[Opening INFORMATION SHOWN section]

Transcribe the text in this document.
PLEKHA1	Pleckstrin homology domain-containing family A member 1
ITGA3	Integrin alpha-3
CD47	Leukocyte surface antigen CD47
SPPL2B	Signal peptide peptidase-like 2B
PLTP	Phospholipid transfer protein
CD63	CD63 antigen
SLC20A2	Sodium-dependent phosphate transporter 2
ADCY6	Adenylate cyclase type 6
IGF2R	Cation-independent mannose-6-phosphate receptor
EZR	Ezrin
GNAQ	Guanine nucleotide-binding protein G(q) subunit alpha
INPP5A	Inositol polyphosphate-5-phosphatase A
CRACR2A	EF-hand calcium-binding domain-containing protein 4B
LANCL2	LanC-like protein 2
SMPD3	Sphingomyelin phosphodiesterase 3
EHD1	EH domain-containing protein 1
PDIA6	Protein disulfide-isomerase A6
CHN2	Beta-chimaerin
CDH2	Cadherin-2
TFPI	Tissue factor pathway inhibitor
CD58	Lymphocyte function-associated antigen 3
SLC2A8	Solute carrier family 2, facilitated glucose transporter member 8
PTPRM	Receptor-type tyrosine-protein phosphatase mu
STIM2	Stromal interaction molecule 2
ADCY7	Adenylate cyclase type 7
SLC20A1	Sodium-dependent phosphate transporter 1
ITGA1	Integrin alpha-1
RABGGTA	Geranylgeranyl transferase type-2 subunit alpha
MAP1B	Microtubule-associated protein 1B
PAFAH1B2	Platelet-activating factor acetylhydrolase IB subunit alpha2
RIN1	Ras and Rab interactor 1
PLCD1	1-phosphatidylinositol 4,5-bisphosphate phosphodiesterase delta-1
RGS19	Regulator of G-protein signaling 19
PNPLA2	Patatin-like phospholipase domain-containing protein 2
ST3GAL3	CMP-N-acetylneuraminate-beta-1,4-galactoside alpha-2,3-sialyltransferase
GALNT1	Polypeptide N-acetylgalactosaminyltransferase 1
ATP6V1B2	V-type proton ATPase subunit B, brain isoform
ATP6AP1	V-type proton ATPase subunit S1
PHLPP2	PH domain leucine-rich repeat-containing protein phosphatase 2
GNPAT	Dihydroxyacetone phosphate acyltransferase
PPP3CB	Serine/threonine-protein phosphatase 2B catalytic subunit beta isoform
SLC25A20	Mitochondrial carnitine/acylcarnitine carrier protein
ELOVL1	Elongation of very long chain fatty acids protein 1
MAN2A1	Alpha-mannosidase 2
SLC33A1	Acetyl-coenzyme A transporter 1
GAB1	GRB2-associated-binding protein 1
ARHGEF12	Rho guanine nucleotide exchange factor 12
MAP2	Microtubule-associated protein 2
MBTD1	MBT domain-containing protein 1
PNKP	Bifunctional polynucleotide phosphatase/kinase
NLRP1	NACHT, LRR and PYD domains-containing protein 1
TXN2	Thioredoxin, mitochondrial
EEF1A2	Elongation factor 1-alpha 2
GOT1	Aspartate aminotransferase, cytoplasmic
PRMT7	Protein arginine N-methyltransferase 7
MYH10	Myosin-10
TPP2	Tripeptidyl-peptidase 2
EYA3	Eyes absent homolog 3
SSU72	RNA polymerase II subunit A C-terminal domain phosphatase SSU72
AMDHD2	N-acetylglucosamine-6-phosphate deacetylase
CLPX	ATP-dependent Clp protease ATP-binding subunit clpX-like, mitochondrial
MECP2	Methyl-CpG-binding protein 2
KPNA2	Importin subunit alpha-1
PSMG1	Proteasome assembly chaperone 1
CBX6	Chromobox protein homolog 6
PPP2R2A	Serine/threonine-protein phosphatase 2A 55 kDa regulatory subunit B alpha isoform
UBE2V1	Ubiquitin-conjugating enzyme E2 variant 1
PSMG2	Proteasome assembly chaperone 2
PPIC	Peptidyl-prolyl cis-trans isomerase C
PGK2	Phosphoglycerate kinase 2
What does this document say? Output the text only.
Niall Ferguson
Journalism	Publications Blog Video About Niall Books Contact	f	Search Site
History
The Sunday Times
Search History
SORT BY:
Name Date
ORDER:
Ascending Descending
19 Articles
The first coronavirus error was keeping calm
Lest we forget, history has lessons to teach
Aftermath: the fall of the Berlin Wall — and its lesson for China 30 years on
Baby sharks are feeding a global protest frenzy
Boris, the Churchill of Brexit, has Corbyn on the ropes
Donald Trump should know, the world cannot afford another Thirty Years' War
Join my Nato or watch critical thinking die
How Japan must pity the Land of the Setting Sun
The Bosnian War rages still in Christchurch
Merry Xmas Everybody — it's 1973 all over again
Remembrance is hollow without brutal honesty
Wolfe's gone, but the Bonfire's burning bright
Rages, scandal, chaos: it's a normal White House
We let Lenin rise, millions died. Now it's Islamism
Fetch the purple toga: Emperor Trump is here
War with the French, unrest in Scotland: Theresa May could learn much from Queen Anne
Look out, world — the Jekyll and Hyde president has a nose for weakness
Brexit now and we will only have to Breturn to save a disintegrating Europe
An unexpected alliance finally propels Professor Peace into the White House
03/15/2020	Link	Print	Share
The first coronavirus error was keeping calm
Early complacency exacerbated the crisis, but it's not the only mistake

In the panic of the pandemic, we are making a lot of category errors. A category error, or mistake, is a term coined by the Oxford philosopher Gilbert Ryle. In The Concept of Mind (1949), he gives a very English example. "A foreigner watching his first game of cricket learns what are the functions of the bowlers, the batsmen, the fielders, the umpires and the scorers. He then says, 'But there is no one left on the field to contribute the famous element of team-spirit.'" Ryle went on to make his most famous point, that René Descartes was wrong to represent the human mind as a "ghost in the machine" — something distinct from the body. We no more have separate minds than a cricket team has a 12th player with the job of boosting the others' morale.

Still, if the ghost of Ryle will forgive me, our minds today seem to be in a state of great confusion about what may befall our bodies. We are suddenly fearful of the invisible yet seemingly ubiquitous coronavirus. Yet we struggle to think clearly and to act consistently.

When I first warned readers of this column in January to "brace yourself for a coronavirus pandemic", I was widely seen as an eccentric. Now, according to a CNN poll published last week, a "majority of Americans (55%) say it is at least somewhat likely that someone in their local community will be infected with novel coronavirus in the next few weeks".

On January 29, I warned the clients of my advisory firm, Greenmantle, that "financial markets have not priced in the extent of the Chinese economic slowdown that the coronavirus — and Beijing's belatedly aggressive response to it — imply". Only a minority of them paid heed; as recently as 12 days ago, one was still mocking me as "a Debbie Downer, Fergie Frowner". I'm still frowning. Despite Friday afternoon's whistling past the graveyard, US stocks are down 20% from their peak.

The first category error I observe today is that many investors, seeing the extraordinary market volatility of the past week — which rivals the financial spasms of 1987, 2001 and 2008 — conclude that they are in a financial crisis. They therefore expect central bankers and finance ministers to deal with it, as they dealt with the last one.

[Closing INFORMATION SHOWN section]

#### [TASK REQUIREMENTS]
The records above are to be printed in full, exactly as they appear.

#### [RESPONSE BELOW]
Transcribe the text in this document.
PLEKHA1	Pleckstrin homology domain-containing family A member 1
ITGA3	Integrin alpha-3
CD47	Leukocyte surface antigen CD47
SPPL2B	Signal peptide peptidase-like 2B
PLTP	Phospholipid transfer protein
CD63	CD63 antigen
SLC20A2	Sodium-dependent phosphate transporter 2
ADCY6	Adenylate cyclase type 6
IGF2R	Cation-independent mannose-6-phosphate receptor
EZR	Ezrin
GNAQ	Guanine nucleotide-binding protein G(q) subunit alpha
INPP5A	Inositol polyphosphate-5-phosphatase A
CRACR2A	EF-hand calcium-binding domain-containing protein 4B
LANCL2	LanC-like protein 2
SMPD3	Sphingomyelin phosphodiesterase 3
EHD1	EH domain-containing protein 1
PDIA6	Protein disulfide-isomerase A6
CHN2	Beta-chimaerin
CDH2	Cadherin-2
TFPI	Tissue factor pathway inhibitor
CD58	Lymphocyte function-associated antigen 3
SLC2A8	Solute carrier family 2, facilitated glucose transporter member 8
PTPRM	Receptor-type tyrosine-protein phosphatase mu
STIM2	Stromal interaction molecule 2
ADCY7	Adenylate cyclase type 7
SLC20A1	Sodium-dependent phosphate transporter 1
ITGA1	Integrin alpha-1
RABGGTA	Geranylgeranyl transferase type-2 subunit alpha
MAP1B	Microtubule-associated protein 1B
PAFAH1B2	Platelet-activating factor acetylhydrolase IB subunit alpha2
RIN1	Ras and Rab interactor 1
PLCD1	1-phosphatidylinositol 4,5-bisphosphate phosphodiesterase delta-1
RGS19	Regulator of G-protein signaling 19
PNPLA2	Patatin-like phospholipase domain-containing protein 2
ST3GAL3	CMP-N-acetylneuraminate-beta-1,4-galactoside alpha-2,3-sialyltransferase
GALNT1	Polypeptide N-acetylgalactosaminyltransferase 1
ATP6V1B2	V-type proton ATPase subunit B, brain isoform
ATP6AP1	V-type proton ATPase subunit S1
PHLPP2	PH domain leucine-rich repeat-containing protein phosphatase 2
GNPAT	Dihydroxyacetone phosphate acyltransferase
PPP3CB	Serine/threonine-protein phosphatase 2B catalytic subunit beta isoform
SLC25A20	Mitochondrial carnitine/acylcarnitine carrier protein
ELOVL1	Elongation of very long chain fatty acids protein 1
MAN2A1	Alpha-mannosidase 2
SLC33A1	Acetyl-coenzyme A transporter 1
GAB1	GRB2-associated-binding protein 1
ARHGEF12	Rho guanine nucleotide exchange factor 12
MAP2	Microtubule-associated protein 2
MBTD1	MBT domain-containing protein 1
PNKP	Bifunctional polynucleotide phosphatase/kinase
NLRP1	NACHT, LRR and PYD domains-containing protein 1
TXN2	Thioredoxin, mitochondrial
EEF1A2	Elongation factor 1-alpha 2
GOT1	Aspartate aminotransferase, cytoplasmic
PRMT7	Protein arginine N-methyltransferase 7
MYH10	Myosin-10
TPP2	Tripeptidyl-peptidase 2
EYA3	Eyes absent homolog 3
SSU72	RNA polymerase II subunit A C-terminal domain phosphatase SSU72
AMDHD2	N-acetylglucosamine-6-phosphate deacetylase
CLPX	ATP-dependent Clp protease ATP-binding subunit clpX-like, mitochondrial
MECP2	Methyl-CpG-binding protein 2
KPNA2	Importin subunit alpha-1
PSMG1	Proteasome assembly chaperone 1
CBX6	Chromobox protein homolog 6
PPP2R2A	Serine/threonine-protein phosphatase 2A 55 kDa regulatory subunit B alpha isoform
UBE2V1	Ubiquitin-conjugating enzyme E2 variant 1
PSMG2	Proteasome assembly chaperone 2
PPIC	Peptidyl-prolyl cis-trans isomerase C
PGK2	Phosphoglycerate kinase 2
What does this document say? Output the text only.
Niall Ferguson
Journalism	Publications Blog Video About Niall Books Contact	f	Search Site
History
The Sunday Times
Search History
SORT BY:
Name Date
ORDER:
Ascending Descending
19 Articles
The first coronavirus error was keeping calm
Lest we forget, history has lessons to teach
Aftermath: the fall of the Berlin Wall — and its lesson for China 30 years on
Baby sharks are feeding a global protest frenzy
Boris, the Churchill of Brexit, has Corbyn on the ropes
Donald Trump should know, the world cannot afford another Thirty Years' War
Join my Nato or watch critical thinking die
How Japan must pity the Land of the Setting Sun
The Bosnian War rages still in Christchurch
Merry Xmas Everybody — it's 1973 all over again
Remembrance is hollow without brutal honesty
Wolfe's gone, but the Bonfire's burning bright
Rages, scandal, chaos: it's a normal White House
We let Lenin rise, millions died. Now it's Islamism
Fetch the purple toga: Emperor Trump is here
War with the French, unrest in Scotland: Theresa May could learn much from Queen Anne
Look out, world — the Jekyll and Hyde president has a nose for weakness
Brexit now and we will only have to Breturn to save a disintegrating Europe
An unexpected alliance finally propels Professor Peace into the White House
03/15/2020	Link	Print	Share
The first coronavirus error was keeping calm
Early complacency exacerbated the crisis, but it's not the only mistake

In the panic of the pandemic, we are making a lot of category errors. A category error, or mistake, is a term coined by the Oxford philosopher Gilbert Ryle. In The Concept of Mind (1949), he gives a very English example. "A foreigner watching his first game of cricket learns what are the functions of the bowlers, the batsmen, the fielders, the umpires and the scorers. He then says, 'But there is no one left on the field to contribute the famous element of team-spirit.'" Ryle went on to make his most famous point, that René Descartes was wrong to represent the human mind as a "ghost in the machine" — something distinct from the body. We no more have separate minds than a cricket team has a 12th player with the job of boosting the others' morale.

Still, if the ghost of Ryle will forgive me, our minds today seem to be in a state of great confusion about what may befall our bodies. We are suddenly fearful of the invisible yet seemingly ubiquitous coronavirus. Yet we struggle to think clearly and to act consistently.

When I first warned readers of this column in January to "brace yourself for a coronavirus pandemic", I was widely seen as an eccentric. Now, according to a CNN poll published last week, a "majority of Americans (55%) say it is at least somewhat likely that someone in their local community will be infected with novel coronavirus in the next few weeks".

On January 29, I warned the clients of my advisory firm, Greenmantle, that "financial markets have not priced in the extent of the Chinese economic slowdown that the coronavirus — and Beijing's belatedly aggressive response to it — imply". Only a minority of them paid heed; as recently as 12 days ago, one was still mocking me as "a Debbie Downer, Fergie Frowner". I'm still frowning. Despite Friday afternoon's whistling past the graveyard, US stocks are down 20% from their peak.

The first category error I observe today is that many investors, seeing the extraordinary market volatility of the past week — which rivals the financial spasms of 1987, 2001 and 2008 — conclude that they are in a financial crisis. They therefore expect central bankers and finance ministers to deal with it, as they dealt with the last one.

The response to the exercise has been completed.